◆ AIM OF THE TASK ◆
Repeat all of the material below exactly as written, images excluded.
──────
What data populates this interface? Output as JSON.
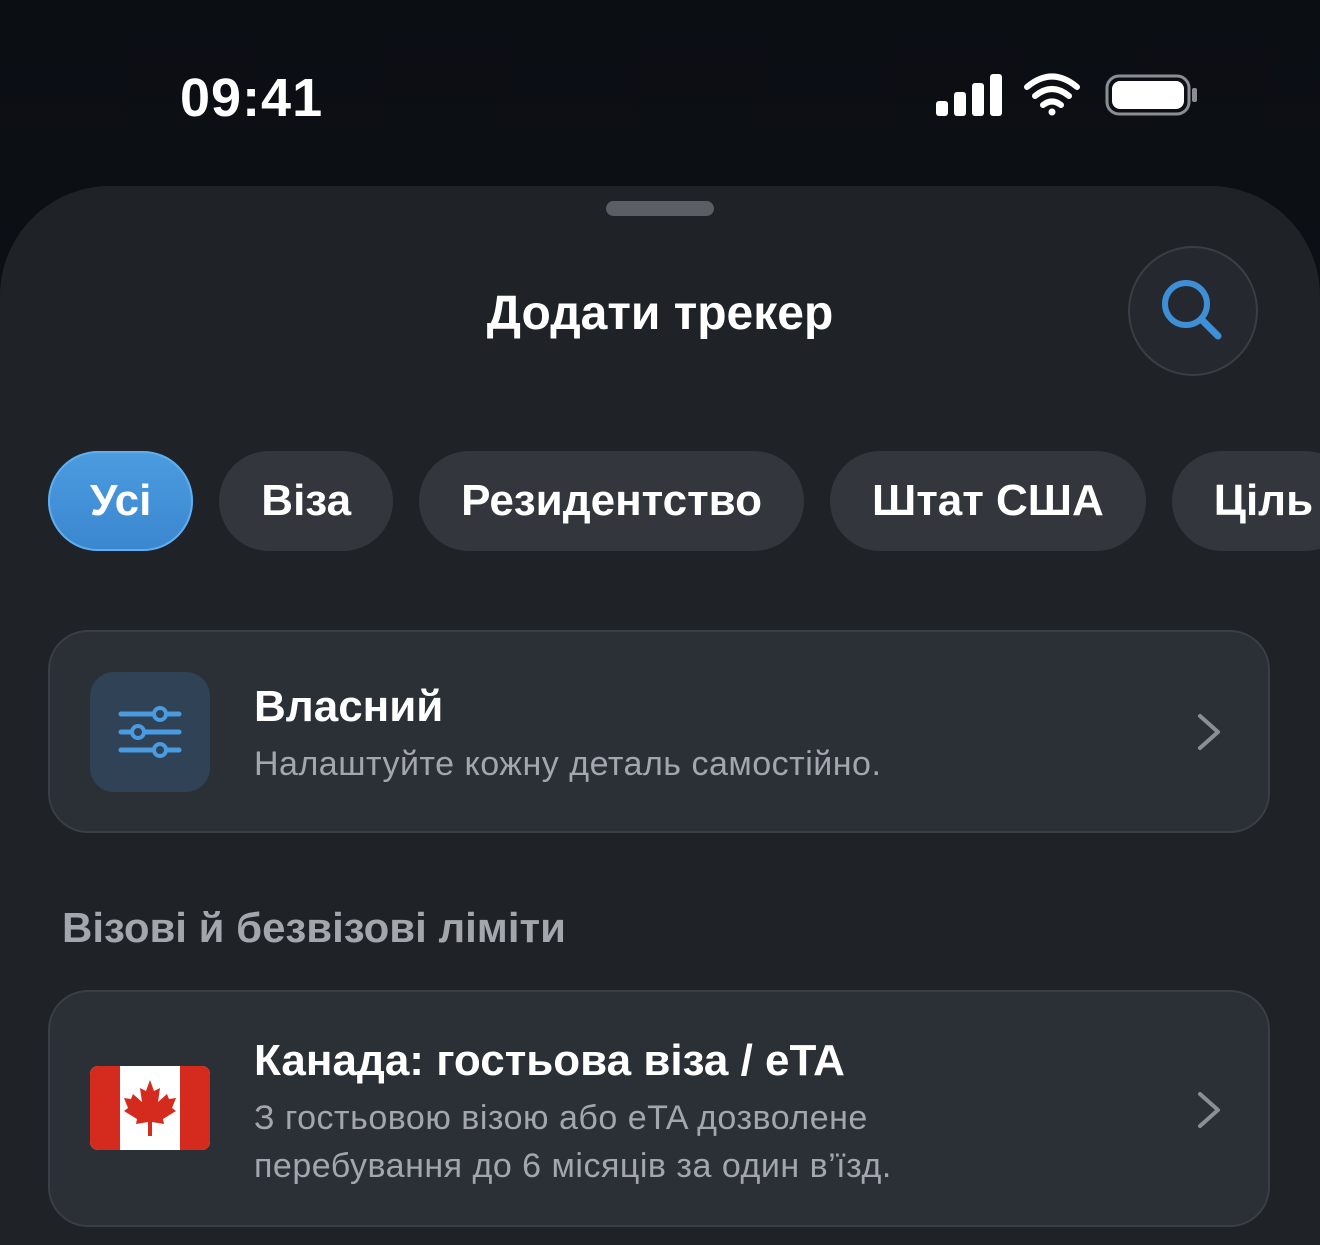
{
  "status_bar": {
    "time": "09:41",
    "icons": [
      "cellular-signal-icon",
      "wifi-icon",
      "battery-icon"
    ]
  },
  "sheet": {
    "title": "Додати трекер",
    "search_icon": "search-icon"
  },
  "filters": {
    "chips": [
      {
        "label": "Усі",
        "active": true
      },
      {
        "label": "Віза",
        "active": false
      },
      {
        "label": "Резидентство",
        "active": false
      },
      {
        "label": "Штат США",
        "active": false
      },
      {
        "label": "Ціль",
        "active": false
      }
    ]
  },
  "custom_card": {
    "icon": "sliders-icon",
    "title": "Власний",
    "subtitle": "Налаштуйте кожну деталь самостійно."
  },
  "section": {
    "title": "Візові й безвізові ліміти"
  },
  "items": [
    {
      "icon": "canada-flag-icon",
      "title": "Канада: гостьова віза / eTA",
      "subtitle_line1": "З гостьовою візою або eTA дозволене",
      "subtitle_line2": "перебування до 6 місяців за один в’їзд."
    }
  ],
  "colors": {
    "accent": "#3a86cf",
    "sheet_background": "#1f2227",
    "card_background": "#2b2f36",
    "secondary_text": "#a3a6ad",
    "canada_red": "#d52b1e"
  }
}
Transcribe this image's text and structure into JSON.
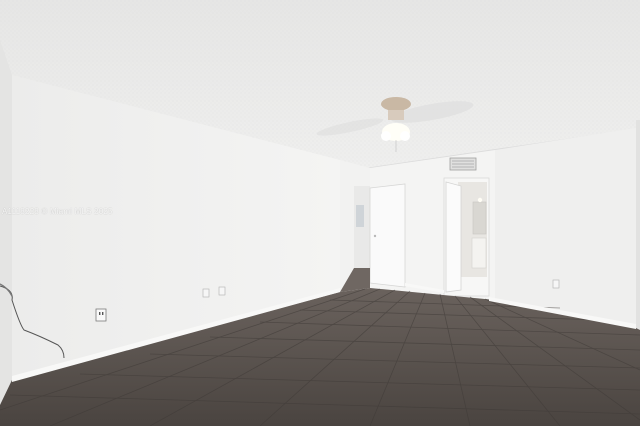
{
  "photo": {
    "subject": "empty-bedroom-interior",
    "watermark": "A1118228 © Miami MLS 2025"
  },
  "colors": {
    "ceiling": "#ebebea",
    "wall_left": "#f1f1f0",
    "wall_back": "#f3f3f2",
    "wall_right": "#efefee",
    "floor": "#4e4844",
    "baseboard": "#f7f7f6"
  }
}
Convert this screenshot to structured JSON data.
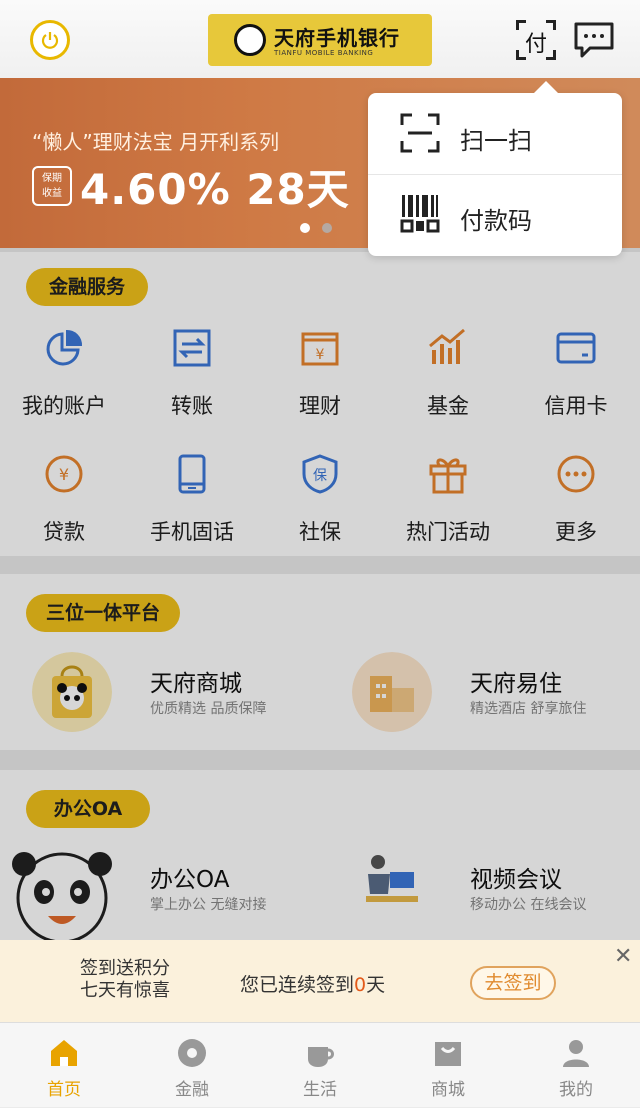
──────
◆ FINAL ANSWER ◆
What data populates this interface? Output as JSON.
{
  "status_bar": {
    "time": "09:41",
    "icons": [
      "cellular-signal-icon",
      "wifi-icon",
      "battery-icon"
    ]
  },
  "sheet": {
    "title": "Додати трекер",
    "search_icon": "search-icon"
  },
  "filters": {
    "chips": [
      {
        "label": "Усі",
        "active": true
      },
      {
        "label": "Віза",
        "active": false
      },
      {
        "label": "Резидентство",
        "active": false
      },
      {
        "label": "Штат США",
        "active": false
      },
      {
        "label": "Ціль",
        "active": false
      }
    ]
  },
  "custom_card": {
    "icon": "sliders-icon",
    "title": "Власний",
    "subtitle": "Налаштуйте кожну деталь самостійно."
  },
  "section": {
    "title": "Візові й безвізові ліміти"
  },
  "items": [
    {
      "icon": "canada-flag-icon",
      "title": "Канада: гостьова віза / eTA",
      "subtitle_line1": "З гостьовою візою або eTA дозволене",
      "subtitle_line2": "перебування до 6 місяців за один в’їзд."
    }
  ],
  "colors": {
    "accent": "#3a86cf",
    "sheet_background": "#1f2227",
    "card_background": "#2b2f36",
    "secondary_text": "#a3a6ad",
    "canada_red": "#d52b1e"
  }
}
Transcribe this image's text and structure into JSON.
{
  "photo": {
    "subject": "empty-bedroom-interior",
    "watermark": "A1118228 © Miami MLS 2025"
  },
  "colors": {
    "ceiling": "#ebebea",
    "wall_left": "#f1f1f0",
    "wall_back": "#f3f3f2",
    "wall_right": "#efefee",
    "floor": "#4e4844",
    "baseboard": "#f7f7f6"
  }
}
Convert this screenshot to structured JSON data.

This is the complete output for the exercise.